►

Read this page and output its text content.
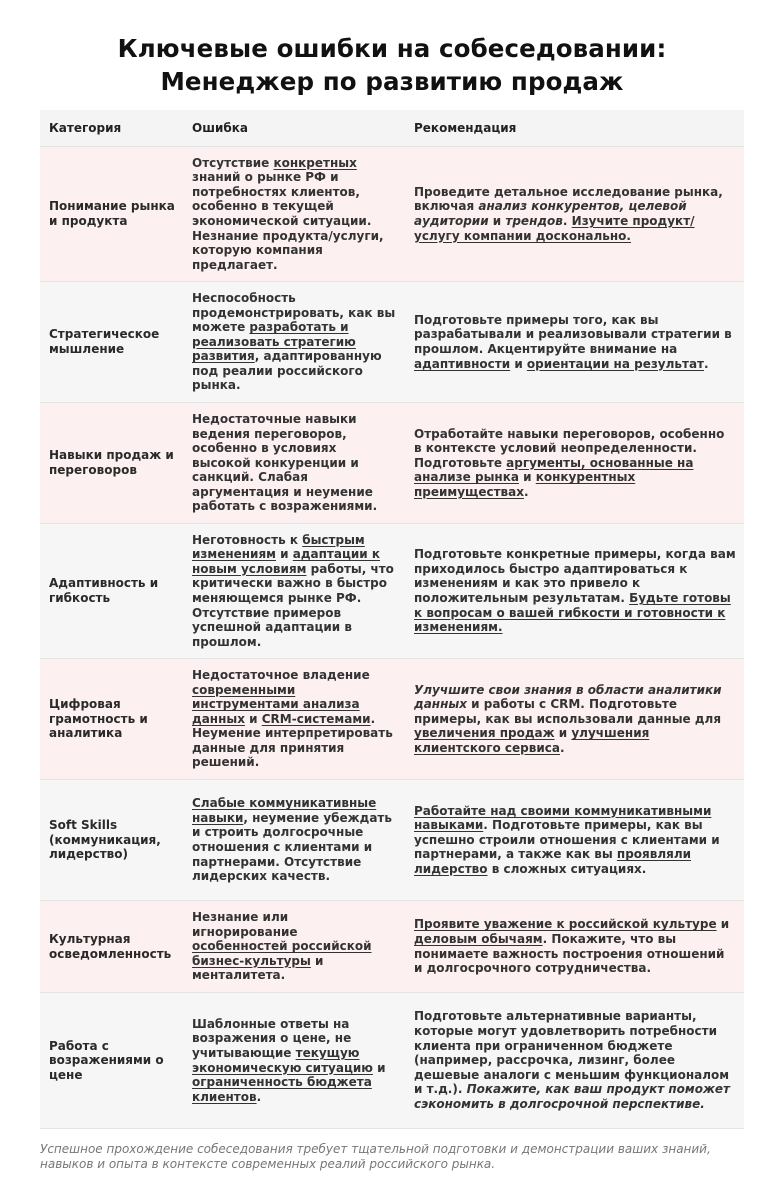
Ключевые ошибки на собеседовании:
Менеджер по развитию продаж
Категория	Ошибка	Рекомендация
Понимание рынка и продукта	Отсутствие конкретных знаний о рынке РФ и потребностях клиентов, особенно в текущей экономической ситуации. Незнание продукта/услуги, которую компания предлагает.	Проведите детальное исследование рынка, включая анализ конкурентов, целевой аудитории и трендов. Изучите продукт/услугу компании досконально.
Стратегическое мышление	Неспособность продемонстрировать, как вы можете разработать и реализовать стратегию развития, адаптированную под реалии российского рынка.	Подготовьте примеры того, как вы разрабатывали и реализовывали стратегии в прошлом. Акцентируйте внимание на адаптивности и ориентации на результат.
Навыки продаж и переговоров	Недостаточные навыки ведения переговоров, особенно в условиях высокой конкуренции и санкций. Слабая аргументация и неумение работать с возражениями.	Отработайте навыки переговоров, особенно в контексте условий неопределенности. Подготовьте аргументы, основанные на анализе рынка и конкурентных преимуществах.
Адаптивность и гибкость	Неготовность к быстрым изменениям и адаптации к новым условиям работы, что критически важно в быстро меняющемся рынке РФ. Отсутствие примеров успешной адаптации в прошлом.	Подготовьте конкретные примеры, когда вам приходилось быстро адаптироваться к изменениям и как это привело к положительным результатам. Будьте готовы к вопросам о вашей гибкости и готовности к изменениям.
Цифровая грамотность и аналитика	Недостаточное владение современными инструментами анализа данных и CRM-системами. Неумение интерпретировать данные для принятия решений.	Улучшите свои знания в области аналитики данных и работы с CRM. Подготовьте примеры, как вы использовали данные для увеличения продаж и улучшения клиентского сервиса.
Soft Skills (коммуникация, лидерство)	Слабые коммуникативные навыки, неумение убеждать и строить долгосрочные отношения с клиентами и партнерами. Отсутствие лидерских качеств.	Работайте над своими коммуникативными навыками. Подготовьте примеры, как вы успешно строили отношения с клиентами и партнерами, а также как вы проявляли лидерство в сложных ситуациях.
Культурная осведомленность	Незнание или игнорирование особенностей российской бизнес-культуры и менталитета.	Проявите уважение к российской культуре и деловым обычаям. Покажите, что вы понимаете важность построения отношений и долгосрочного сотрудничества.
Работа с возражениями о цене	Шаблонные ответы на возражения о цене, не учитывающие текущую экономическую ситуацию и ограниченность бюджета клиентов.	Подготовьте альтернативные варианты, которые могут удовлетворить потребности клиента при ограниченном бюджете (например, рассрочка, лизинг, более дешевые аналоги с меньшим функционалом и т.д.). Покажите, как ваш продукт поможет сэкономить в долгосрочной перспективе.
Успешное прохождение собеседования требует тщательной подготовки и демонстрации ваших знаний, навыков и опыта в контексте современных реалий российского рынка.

◄
►

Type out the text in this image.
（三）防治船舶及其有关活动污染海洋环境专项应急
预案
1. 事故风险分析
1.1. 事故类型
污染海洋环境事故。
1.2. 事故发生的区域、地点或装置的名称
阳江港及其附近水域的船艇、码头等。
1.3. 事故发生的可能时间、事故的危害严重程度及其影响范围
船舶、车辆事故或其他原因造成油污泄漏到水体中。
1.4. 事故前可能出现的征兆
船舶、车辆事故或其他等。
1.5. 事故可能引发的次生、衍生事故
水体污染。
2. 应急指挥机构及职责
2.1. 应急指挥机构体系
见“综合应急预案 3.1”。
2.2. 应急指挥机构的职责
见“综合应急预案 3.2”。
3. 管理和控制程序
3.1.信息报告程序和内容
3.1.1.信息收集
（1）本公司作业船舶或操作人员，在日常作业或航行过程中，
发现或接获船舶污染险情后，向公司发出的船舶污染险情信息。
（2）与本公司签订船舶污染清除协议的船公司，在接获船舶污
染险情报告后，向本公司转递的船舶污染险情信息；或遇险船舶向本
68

◄
►

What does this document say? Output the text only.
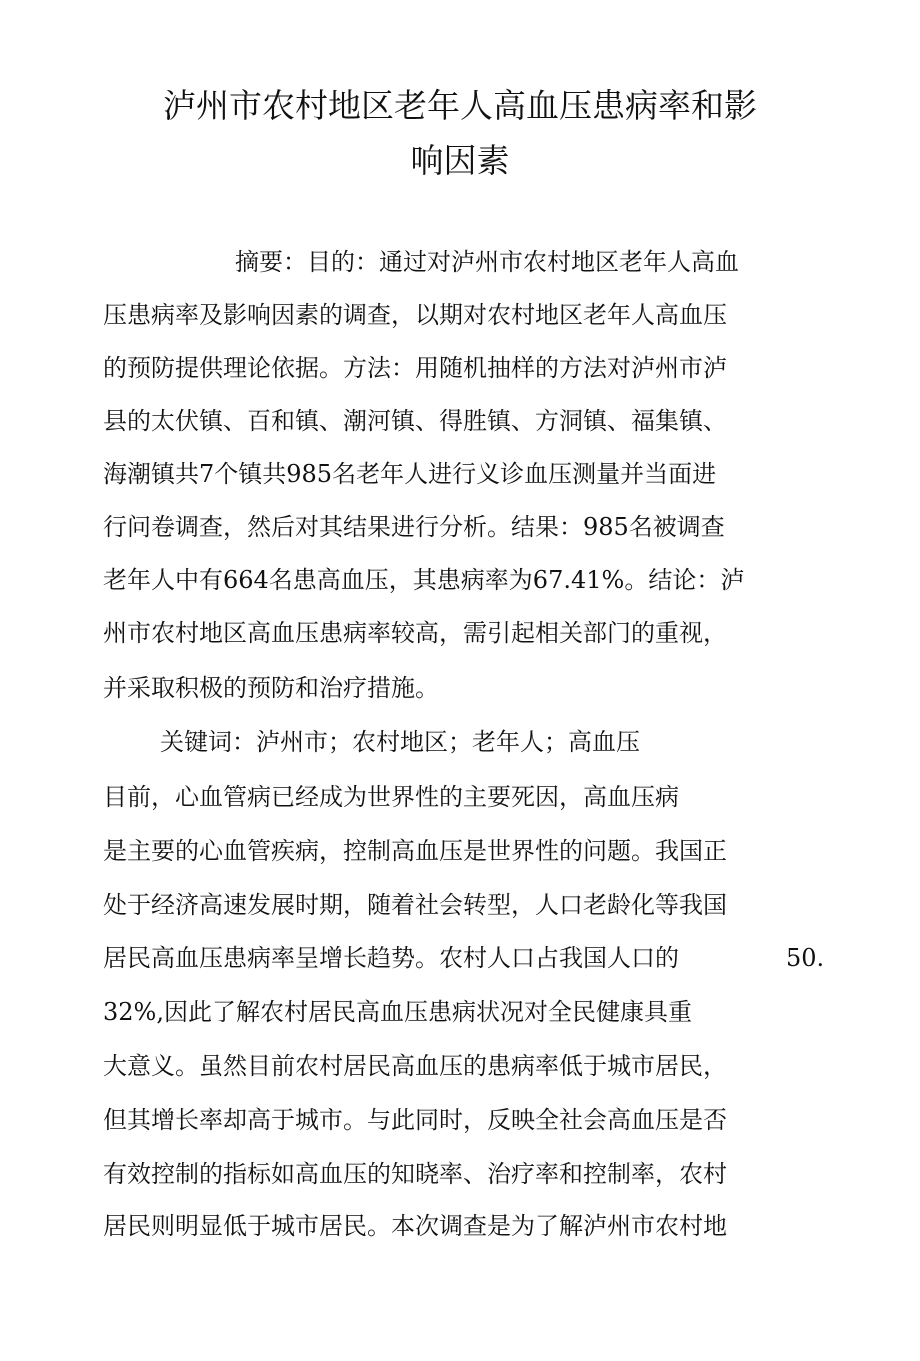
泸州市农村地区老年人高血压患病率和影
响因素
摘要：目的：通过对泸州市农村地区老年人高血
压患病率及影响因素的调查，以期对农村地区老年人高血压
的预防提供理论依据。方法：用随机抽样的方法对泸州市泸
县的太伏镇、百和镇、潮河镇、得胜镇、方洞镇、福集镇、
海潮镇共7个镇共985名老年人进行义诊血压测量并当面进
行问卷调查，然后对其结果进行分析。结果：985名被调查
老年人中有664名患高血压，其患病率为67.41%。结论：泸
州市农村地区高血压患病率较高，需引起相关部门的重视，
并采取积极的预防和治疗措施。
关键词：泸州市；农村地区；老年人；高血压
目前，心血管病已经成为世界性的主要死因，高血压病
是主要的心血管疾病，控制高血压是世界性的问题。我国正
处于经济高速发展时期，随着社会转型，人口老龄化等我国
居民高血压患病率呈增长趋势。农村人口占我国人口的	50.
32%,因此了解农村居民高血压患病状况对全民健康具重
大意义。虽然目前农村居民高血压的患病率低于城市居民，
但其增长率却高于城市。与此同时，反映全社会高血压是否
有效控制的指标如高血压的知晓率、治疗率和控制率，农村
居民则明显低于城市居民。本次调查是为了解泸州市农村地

◄

▸ Written request: Establish how many lines of the records contain the string "this" and state that number without elaboration.

▸ Complete answer: 3